# START OF DATA FOR THE TASK
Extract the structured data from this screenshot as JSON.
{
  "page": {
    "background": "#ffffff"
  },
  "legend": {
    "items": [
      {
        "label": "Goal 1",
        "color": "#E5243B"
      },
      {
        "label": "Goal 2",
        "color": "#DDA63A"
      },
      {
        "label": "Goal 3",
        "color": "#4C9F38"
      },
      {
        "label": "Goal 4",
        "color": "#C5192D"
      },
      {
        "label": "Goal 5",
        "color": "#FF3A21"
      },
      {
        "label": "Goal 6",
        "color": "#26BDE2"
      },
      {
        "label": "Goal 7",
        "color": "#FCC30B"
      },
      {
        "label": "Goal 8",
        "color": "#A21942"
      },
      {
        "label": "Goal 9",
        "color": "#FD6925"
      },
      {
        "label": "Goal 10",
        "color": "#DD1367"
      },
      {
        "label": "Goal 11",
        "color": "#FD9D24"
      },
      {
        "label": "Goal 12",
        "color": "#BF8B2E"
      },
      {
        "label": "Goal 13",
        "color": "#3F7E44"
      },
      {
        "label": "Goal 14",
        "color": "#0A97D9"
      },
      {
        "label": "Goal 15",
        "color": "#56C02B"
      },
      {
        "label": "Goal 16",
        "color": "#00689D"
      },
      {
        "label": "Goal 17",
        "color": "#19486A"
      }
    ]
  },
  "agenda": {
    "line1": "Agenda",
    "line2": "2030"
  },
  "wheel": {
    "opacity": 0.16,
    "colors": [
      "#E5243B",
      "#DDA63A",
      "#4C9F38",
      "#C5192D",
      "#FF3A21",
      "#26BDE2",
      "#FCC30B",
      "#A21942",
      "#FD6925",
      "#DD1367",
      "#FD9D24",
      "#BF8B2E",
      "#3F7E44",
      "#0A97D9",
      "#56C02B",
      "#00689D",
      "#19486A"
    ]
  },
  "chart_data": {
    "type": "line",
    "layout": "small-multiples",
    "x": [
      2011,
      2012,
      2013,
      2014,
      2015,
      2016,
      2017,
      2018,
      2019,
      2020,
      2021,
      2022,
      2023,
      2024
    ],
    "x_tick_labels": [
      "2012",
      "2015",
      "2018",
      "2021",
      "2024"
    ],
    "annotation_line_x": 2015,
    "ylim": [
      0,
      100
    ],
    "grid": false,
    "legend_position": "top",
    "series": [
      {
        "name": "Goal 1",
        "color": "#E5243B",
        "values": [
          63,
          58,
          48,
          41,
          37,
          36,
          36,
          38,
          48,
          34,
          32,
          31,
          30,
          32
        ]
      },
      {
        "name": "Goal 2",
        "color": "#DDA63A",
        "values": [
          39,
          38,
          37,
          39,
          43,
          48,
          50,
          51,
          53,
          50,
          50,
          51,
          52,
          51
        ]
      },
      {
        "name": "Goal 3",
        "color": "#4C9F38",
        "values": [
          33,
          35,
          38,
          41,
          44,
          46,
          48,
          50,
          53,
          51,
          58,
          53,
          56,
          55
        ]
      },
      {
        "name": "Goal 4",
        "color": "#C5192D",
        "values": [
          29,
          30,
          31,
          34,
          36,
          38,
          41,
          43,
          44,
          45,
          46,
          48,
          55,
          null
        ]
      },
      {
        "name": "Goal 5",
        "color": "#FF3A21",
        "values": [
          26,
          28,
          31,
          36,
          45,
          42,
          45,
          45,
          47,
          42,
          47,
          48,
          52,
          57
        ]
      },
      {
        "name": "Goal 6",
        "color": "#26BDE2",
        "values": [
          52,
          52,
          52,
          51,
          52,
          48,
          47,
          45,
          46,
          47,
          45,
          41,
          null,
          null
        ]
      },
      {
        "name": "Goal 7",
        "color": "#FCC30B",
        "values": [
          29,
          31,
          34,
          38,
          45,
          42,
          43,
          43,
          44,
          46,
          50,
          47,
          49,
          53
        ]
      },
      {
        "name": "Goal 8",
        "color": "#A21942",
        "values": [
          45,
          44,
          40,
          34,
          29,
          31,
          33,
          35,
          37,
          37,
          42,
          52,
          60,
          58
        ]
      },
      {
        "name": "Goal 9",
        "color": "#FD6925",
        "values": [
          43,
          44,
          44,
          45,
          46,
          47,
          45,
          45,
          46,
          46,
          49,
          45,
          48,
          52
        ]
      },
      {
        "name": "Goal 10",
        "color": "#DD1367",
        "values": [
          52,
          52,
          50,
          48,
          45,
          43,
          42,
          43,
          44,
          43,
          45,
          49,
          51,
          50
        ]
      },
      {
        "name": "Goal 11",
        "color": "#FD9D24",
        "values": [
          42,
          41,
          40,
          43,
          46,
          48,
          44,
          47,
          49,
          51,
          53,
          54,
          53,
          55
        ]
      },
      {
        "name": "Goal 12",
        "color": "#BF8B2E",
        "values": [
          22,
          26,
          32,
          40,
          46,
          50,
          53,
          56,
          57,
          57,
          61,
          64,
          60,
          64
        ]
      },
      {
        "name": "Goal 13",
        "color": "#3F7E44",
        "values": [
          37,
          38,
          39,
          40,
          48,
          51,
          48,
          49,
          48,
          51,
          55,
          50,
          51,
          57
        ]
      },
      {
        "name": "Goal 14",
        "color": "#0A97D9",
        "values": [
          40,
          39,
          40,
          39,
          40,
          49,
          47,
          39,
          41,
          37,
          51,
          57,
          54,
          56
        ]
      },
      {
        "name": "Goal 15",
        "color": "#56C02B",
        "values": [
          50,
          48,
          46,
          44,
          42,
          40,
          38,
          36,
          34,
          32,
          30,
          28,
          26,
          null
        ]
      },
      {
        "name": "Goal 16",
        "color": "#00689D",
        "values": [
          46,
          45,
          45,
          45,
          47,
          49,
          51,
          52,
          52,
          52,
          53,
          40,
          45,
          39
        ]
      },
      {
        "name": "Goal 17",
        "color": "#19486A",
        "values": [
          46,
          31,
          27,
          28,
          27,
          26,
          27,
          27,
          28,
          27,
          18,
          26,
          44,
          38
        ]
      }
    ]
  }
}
# END OF DATA FOR THE TASK
• _EXERCISE DESCRIPTION_
Reproduce the data in full, exactly as presented.

• _ANSWER IN FULL_
Extract the structured data from this screenshot as JSON.
{
  "page": {
    "background": "#ffffff"
  },
  "legend": {
    "items": [
      {
        "label": "Goal 1",
        "color": "#E5243B"
      },
      {
        "label": "Goal 2",
        "color": "#DDA63A"
      },
      {
        "label": "Goal 3",
        "color": "#4C9F38"
      },
      {
        "label": "Goal 4",
        "color": "#C5192D"
      },
      {
        "label": "Goal 5",
        "color": "#FF3A21"
      },
      {
        "label": "Goal 6",
        "color": "#26BDE2"
      },
      {
        "label": "Goal 7",
        "color": "#FCC30B"
      },
      {
        "label": "Goal 8",
        "color": "#A21942"
      },
      {
        "label": "Goal 9",
        "color": "#FD6925"
      },
      {
        "label": "Goal 10",
        "color": "#DD1367"
      },
      {
        "label": "Goal 11",
        "color": "#FD9D24"
      },
      {
        "label": "Goal 12",
        "color": "#BF8B2E"
      },
      {
        "label": "Goal 13",
        "color": "#3F7E44"
      },
      {
        "label": "Goal 14",
        "color": "#0A97D9"
      },
      {
        "label": "Goal 15",
        "color": "#56C02B"
      },
      {
        "label": "Goal 16",
        "color": "#00689D"
      },
      {
        "label": "Goal 17",
        "color": "#19486A"
      }
    ]
  },
  "agenda": {
    "line1": "Agenda",
    "line2": "2030"
  },
  "wheel": {
    "opacity": 0.16,
    "colors": [
      "#E5243B",
      "#DDA63A",
      "#4C9F38",
      "#C5192D",
      "#FF3A21",
      "#26BDE2",
      "#FCC30B",
      "#A21942",
      "#FD6925",
      "#DD1367",
      "#FD9D24",
      "#BF8B2E",
      "#3F7E44",
      "#0A97D9",
      "#56C02B",
      "#00689D",
      "#19486A"
    ]
  },
  "chart_data": {
    "type": "line",
    "layout": "small-multiples",
    "x": [
      2011,
      2012,
      2013,
      2014,
      2015,
      2016,
      2017,
      2018,
      2019,
      2020,
      2021,
      2022,
      2023,
      2024
    ],
    "x_tick_labels": [
      "2012",
      "2015",
      "2018",
      "2021",
      "2024"
    ],
    "annotation_line_x": 2015,
    "ylim": [
      0,
      100
    ],
    "grid": false,
    "legend_position": "top",
    "series": [
      {
        "name": "Goal 1",
        "color": "#E5243B",
        "values": [
          63,
          58,
          48,
          41,
          37,
          36,
          36,
          38,
          48,
          34,
          32,
          31,
          30,
          32
        ]
      },
      {
        "name": "Goal 2",
        "color": "#DDA63A",
        "values": [
          39,
          38,
          37,
          39,
          43,
          48,
          50,
          51,
          53,
          50,
          50,
          51,
          52,
          51
        ]
      },
      {
        "name": "Goal 3",
        "color": "#4C9F38",
        "values": [
          33,
          35,
          38,
          41,
          44,
          46,
          48,
          50,
          53,
          51,
          58,
          53,
          56,
          55
        ]
      },
      {
        "name": "Goal 4",
        "color": "#C5192D",
        "values": [
          29,
          30,
          31,
          34,
          36,
          38,
          41,
          43,
          44,
          45,
          46,
          48,
          55,
          null
        ]
      },
      {
        "name": "Goal 5",
        "color": "#FF3A21",
        "values": [
          26,
          28,
          31,
          36,
          45,
          42,
          45,
          45,
          47,
          42,
          47,
          48,
          52,
          57
        ]
      },
      {
        "name": "Goal 6",
        "color": "#26BDE2",
        "values": [
          52,
          52,
          52,
          51,
          52,
          48,
          47,
          45,
          46,
          47,
          45,
          41,
          null,
          null
        ]
      },
      {
        "name": "Goal 7",
        "color": "#FCC30B",
        "values": [
          29,
          31,
          34,
          38,
          45,
          42,
          43,
          43,
          44,
          46,
          50,
          47,
          49,
          53
        ]
      },
      {
        "name": "Goal 8",
        "color": "#A21942",
        "values": [
          45,
          44,
          40,
          34,
          29,
          31,
          33,
          35,
          37,
          37,
          42,
          52,
          60,
          58
        ]
      },
      {
        "name": "Goal 9",
        "color": "#FD6925",
        "values": [
          43,
          44,
          44,
          45,
          46,
          47,
          45,
          45,
          46,
          46,
          49,
          45,
          48,
          52
        ]
      },
      {
        "name": "Goal 10",
        "color": "#DD1367",
        "values": [
          52,
          52,
          50,
          48,
          45,
          43,
          42,
          43,
          44,
          43,
          45,
          49,
          51,
          50
        ]
      },
      {
        "name": "Goal 11",
        "color": "#FD9D24",
        "values": [
          42,
          41,
          40,
          43,
          46,
          48,
          44,
          47,
          49,
          51,
          53,
          54,
          53,
          55
        ]
      },
      {
        "name": "Goal 12",
        "color": "#BF8B2E",
        "values": [
          22,
          26,
          32,
          40,
          46,
          50,
          53,
          56,
          57,
          57,
          61,
          64,
          60,
          64
        ]
      },
      {
        "name": "Goal 13",
        "color": "#3F7E44",
        "values": [
          37,
          38,
          39,
          40,
          48,
          51,
          48,
          49,
          48,
          51,
          55,
          50,
          51,
          57
        ]
      },
      {
        "name": "Goal 14",
        "color": "#0A97D9",
        "values": [
          40,
          39,
          40,
          39,
          40,
          49,
          47,
          39,
          41,
          37,
          51,
          57,
          54,
          56
        ]
      },
      {
        "name": "Goal 15",
        "color": "#56C02B",
        "values": [
          50,
          48,
          46,
          44,
          42,
          40,
          38,
          36,
          34,
          32,
          30,
          28,
          26,
          null
        ]
      },
      {
        "name": "Goal 16",
        "color": "#00689D",
        "values": [
          46,
          45,
          45,
          45,
          47,
          49,
          51,
          52,
          52,
          52,
          53,
          40,
          45,
          39
        ]
      },
      {
        "name": "Goal 17",
        "color": "#19486A",
        "values": [
          46,
          31,
          27,
          28,
          27,
          26,
          27,
          27,
          28,
          27,
          18,
          26,
          44,
          38
        ]
      }
    ]
  }
}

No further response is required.